WRITTEN INSTRUCTION
Every record below should be transcribed exactly. Omit the images.

EXTRACTED MATERIAL
** begin **

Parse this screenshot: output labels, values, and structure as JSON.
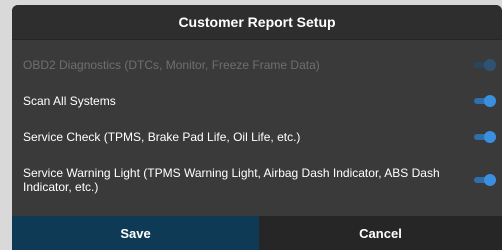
{
  "dialog": {
    "title": "Customer Report Setup",
    "items": [
      {
        "label": "OBD2 Diagnostics (DTCs, Monitor, Freeze Frame Data)",
        "enabled": false,
        "state": "on"
      },
      {
        "label": "Scan All Systems",
        "enabled": true,
        "state": "on"
      },
      {
        "label": "Service Check (TPMS, Brake Pad Life, Oil Life, etc.)",
        "enabled": true,
        "state": "on"
      },
      {
        "label": "Service Warning Light (TPMS Warning Light, Airbag Dash Indicator, ABS Dash Indicator, etc.)",
        "enabled": true,
        "state": "on"
      }
    ],
    "save_label": "Save",
    "cancel_label": "Cancel"
  },
  "colors": {
    "dialog_bg": "#3a3a3a",
    "save_bg": "#0f3a55",
    "toggle_on": "#3a8fe0"
  }
}
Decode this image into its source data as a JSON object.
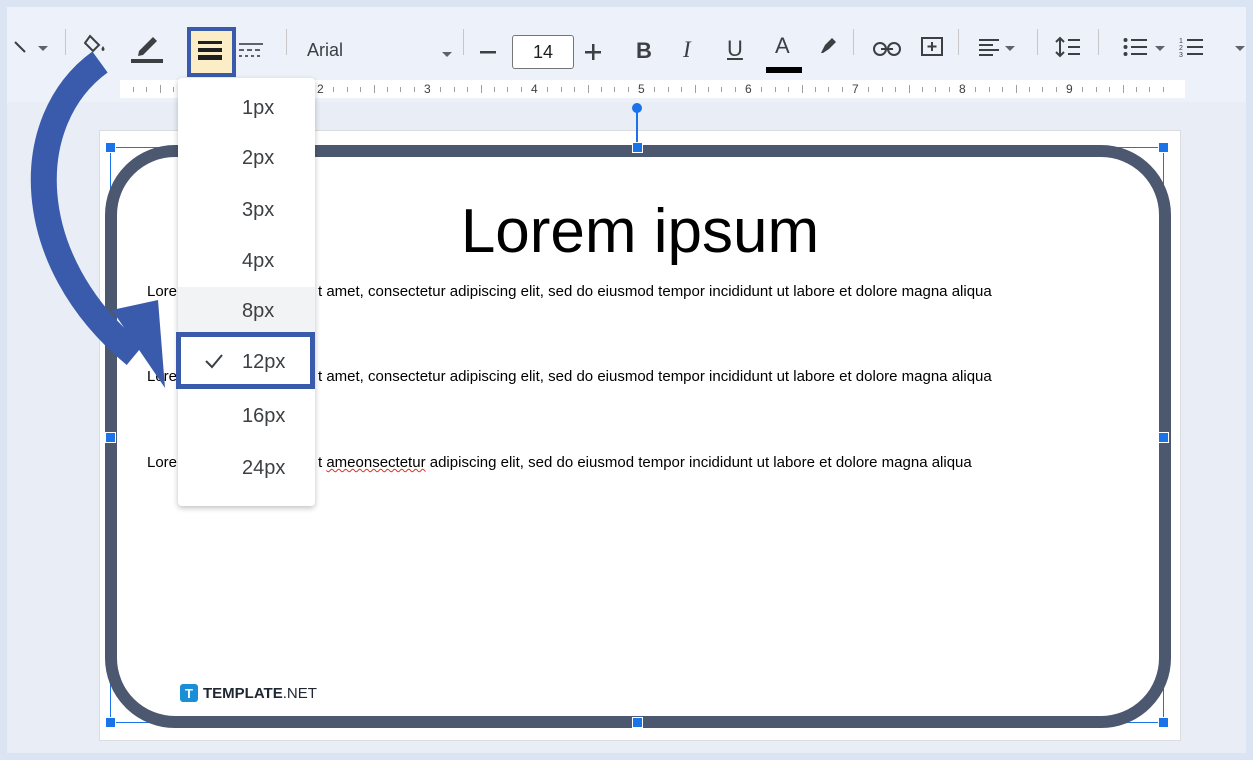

** end **

SOLUTION TO THE EXERCISE
Parse this screenshot: output labels, values, and structure as JSON.
{
  "dialog": {
    "title": "Customer Report Setup",
    "items": [
      {
        "label": "OBD2 Diagnostics (DTCs, Monitor, Freeze Frame Data)",
        "enabled": false,
        "state": "on"
      },
      {
        "label": "Scan All Systems",
        "enabled": true,
        "state": "on"
      },
      {
        "label": "Service Check (TPMS, Brake Pad Life, Oil Life, etc.)",
        "enabled": true,
        "state": "on"
      },
      {
        "label": "Service Warning Light (TPMS Warning Light, Airbag Dash Indicator, ABS Dash Indicator, etc.)",
        "enabled": true,
        "state": "on"
      }
    ],
    "save_label": "Save",
    "cancel_label": "Cancel"
  },
  "colors": {
    "dialog_bg": "#3a3a3a",
    "save_bg": "#0f3a55",
    "toggle_on": "#3a8fe0"
  }
}
Decode this image into its source data as a JSON object.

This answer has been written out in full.